>> start Material to process

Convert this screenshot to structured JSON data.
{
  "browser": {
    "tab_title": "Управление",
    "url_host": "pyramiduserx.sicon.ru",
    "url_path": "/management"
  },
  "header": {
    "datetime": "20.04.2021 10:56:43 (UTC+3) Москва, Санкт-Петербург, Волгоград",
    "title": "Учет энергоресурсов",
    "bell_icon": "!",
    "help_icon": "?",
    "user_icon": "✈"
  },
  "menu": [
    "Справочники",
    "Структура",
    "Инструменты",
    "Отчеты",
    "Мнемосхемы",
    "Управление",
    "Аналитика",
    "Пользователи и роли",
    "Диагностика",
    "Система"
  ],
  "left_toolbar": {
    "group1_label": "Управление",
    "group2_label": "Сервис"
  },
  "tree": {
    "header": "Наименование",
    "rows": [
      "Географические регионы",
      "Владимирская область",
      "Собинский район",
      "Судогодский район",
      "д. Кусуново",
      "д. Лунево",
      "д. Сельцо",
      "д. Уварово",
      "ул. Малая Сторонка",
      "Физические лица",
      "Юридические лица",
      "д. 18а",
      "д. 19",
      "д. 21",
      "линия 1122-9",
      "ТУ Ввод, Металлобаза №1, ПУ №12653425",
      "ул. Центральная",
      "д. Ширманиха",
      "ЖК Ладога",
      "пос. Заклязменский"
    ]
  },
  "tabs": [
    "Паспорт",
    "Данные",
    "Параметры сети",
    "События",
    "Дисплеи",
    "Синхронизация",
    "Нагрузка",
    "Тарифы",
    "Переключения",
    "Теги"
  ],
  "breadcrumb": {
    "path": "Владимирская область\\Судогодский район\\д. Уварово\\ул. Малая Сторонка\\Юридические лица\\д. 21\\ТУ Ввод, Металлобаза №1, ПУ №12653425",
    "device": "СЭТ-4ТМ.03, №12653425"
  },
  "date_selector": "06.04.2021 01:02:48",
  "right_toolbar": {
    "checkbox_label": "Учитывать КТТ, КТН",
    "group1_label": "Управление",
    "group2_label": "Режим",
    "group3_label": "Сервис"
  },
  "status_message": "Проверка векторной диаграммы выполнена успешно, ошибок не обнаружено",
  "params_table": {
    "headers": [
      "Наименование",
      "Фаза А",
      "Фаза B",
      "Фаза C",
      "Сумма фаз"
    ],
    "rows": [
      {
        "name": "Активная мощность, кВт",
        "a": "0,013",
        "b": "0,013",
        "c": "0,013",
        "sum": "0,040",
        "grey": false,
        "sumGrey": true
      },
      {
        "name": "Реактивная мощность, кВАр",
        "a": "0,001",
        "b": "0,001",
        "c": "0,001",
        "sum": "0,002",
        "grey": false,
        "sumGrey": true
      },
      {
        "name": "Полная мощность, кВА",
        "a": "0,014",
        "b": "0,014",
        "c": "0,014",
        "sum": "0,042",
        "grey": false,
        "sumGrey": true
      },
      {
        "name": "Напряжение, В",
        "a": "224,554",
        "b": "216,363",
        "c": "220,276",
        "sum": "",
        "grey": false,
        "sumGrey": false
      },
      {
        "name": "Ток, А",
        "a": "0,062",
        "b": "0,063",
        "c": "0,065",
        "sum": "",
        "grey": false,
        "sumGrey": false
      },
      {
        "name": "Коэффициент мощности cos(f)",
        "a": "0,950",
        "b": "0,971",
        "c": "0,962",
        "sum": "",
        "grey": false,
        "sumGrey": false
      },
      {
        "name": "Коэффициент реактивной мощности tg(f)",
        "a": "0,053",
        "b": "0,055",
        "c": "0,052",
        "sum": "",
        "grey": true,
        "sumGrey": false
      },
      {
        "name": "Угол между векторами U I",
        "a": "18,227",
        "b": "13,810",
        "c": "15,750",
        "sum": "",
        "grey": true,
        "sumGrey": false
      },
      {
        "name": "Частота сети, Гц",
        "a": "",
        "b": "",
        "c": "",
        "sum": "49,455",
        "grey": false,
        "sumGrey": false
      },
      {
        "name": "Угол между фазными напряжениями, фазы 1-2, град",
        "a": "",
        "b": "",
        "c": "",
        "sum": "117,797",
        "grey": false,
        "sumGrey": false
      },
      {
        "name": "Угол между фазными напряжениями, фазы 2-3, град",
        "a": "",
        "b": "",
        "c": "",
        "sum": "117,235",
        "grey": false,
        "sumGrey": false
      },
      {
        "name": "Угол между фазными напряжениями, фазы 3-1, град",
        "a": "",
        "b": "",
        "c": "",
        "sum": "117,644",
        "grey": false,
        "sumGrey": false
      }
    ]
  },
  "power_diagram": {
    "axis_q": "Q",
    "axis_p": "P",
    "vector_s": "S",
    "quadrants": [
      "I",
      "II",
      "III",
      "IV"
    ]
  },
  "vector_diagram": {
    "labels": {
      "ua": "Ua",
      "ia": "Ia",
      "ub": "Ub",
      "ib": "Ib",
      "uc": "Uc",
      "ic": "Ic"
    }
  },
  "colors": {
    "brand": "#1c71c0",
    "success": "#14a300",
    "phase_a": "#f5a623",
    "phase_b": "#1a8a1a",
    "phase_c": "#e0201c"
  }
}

>> end Material to process

● **Instructions to follow**
Write out every entry verbatim.

● **Finished exercise**
Convert this screenshot to structured JSON data.
{
  "browser": {
    "tab_title": "Управление",
    "url_host": "pyramiduserx.sicon.ru",
    "url_path": "/management"
  },
  "header": {
    "datetime": "20.04.2021 10:56:43 (UTC+3) Москва, Санкт-Петербург, Волгоград",
    "title": "Учет энергоресурсов",
    "bell_icon": "!",
    "help_icon": "?",
    "user_icon": "✈"
  },
  "menu": [
    "Справочники",
    "Структура",
    "Инструменты",
    "Отчеты",
    "Мнемосхемы",
    "Управление",
    "Аналитика",
    "Пользователи и роли",
    "Диагностика",
    "Система"
  ],
  "left_toolbar": {
    "group1_label": "Управление",
    "group2_label": "Сервис"
  },
  "tree": {
    "header": "Наименование",
    "rows": [
      "Географические регионы",
      "Владимирская область",
      "Собинский район",
      "Судогодский район",
      "д. Кусуново",
      "д. Лунево",
      "д. Сельцо",
      "д. Уварово",
      "ул. Малая Сторонка",
      "Физические лица",
      "Юридические лица",
      "д. 18а",
      "д. 19",
      "д. 21",
      "линия 1122-9",
      "ТУ Ввод, Металлобаза №1, ПУ №12653425",
      "ул. Центральная",
      "д. Ширманиха",
      "ЖК Ладога",
      "пос. Заклязменский"
    ]
  },
  "tabs": [
    "Паспорт",
    "Данные",
    "Параметры сети",
    "События",
    "Дисплеи",
    "Синхронизация",
    "Нагрузка",
    "Тарифы",
    "Переключения",
    "Теги"
  ],
  "breadcrumb": {
    "path": "Владимирская область\\Судогодский район\\д. Уварово\\ул. Малая Сторонка\\Юридические лица\\д. 21\\ТУ Ввод, Металлобаза №1, ПУ №12653425",
    "device": "СЭТ-4ТМ.03, №12653425"
  },
  "date_selector": "06.04.2021 01:02:48",
  "right_toolbar": {
    "checkbox_label": "Учитывать КТТ, КТН",
    "group1_label": "Управление",
    "group2_label": "Режим",
    "group3_label": "Сервис"
  },
  "status_message": "Проверка векторной диаграммы выполнена успешно, ошибок не обнаружено",
  "params_table": {
    "headers": [
      "Наименование",
      "Фаза А",
      "Фаза B",
      "Фаза C",
      "Сумма фаз"
    ],
    "rows": [
      {
        "name": "Активная мощность, кВт",
        "a": "0,013",
        "b": "0,013",
        "c": "0,013",
        "sum": "0,040",
        "grey": false,
        "sumGrey": true
      },
      {
        "name": "Реактивная мощность, кВАр",
        "a": "0,001",
        "b": "0,001",
        "c": "0,001",
        "sum": "0,002",
        "grey": false,
        "sumGrey": true
      },
      {
        "name": "Полная мощность, кВА",
        "a": "0,014",
        "b": "0,014",
        "c": "0,014",
        "sum": "0,042",
        "grey": false,
        "sumGrey": true
      },
      {
        "name": "Напряжение, В",
        "a": "224,554",
        "b": "216,363",
        "c": "220,276",
        "sum": "",
        "grey": false,
        "sumGrey": false
      },
      {
        "name": "Ток, А",
        "a": "0,062",
        "b": "0,063",
        "c": "0,065",
        "sum": "",
        "grey": false,
        "sumGrey": false
      },
      {
        "name": "Коэффициент мощности cos(f)",
        "a": "0,950",
        "b": "0,971",
        "c": "0,962",
        "sum": "",
        "grey": false,
        "sumGrey": false
      },
      {
        "name": "Коэффициент реактивной мощности tg(f)",
        "a": "0,053",
        "b": "0,055",
        "c": "0,052",
        "sum": "",
        "grey": true,
        "sumGrey": false
      },
      {
        "name": "Угол между векторами U I",
        "a": "18,227",
        "b": "13,810",
        "c": "15,750",
        "sum": "",
        "grey": true,
        "sumGrey": false
      },
      {
        "name": "Частота сети, Гц",
        "a": "",
        "b": "",
        "c": "",
        "sum": "49,455",
        "grey": false,
        "sumGrey": false
      },
      {
        "name": "Угол между фазными напряжениями, фазы 1-2, град",
        "a": "",
        "b": "",
        "c": "",
        "sum": "117,797",
        "grey": false,
        "sumGrey": false
      },
      {
        "name": "Угол между фазными напряжениями, фазы 2-3, град",
        "a": "",
        "b": "",
        "c": "",
        "sum": "117,235",
        "grey": false,
        "sumGrey": false
      },
      {
        "name": "Угол между фазными напряжениями, фазы 3-1, град",
        "a": "",
        "b": "",
        "c": "",
        "sum": "117,644",
        "grey": false,
        "sumGrey": false
      }
    ]
  },
  "power_diagram": {
    "axis_q": "Q",
    "axis_p": "P",
    "vector_s": "S",
    "quadrants": [
      "I",
      "II",
      "III",
      "IV"
    ]
  },
  "vector_diagram": {
    "labels": {
      "ua": "Ua",
      "ia": "Ia",
      "ub": "Ub",
      "ib": "Ib",
      "uc": "Uc",
      "ic": "Ic"
    }
  },
  "colors": {
    "brand": "#1c71c0",
    "success": "#14a300",
    "phase_a": "#f5a623",
    "phase_b": "#1a8a1a",
    "phase_c": "#e0201c"
  }
}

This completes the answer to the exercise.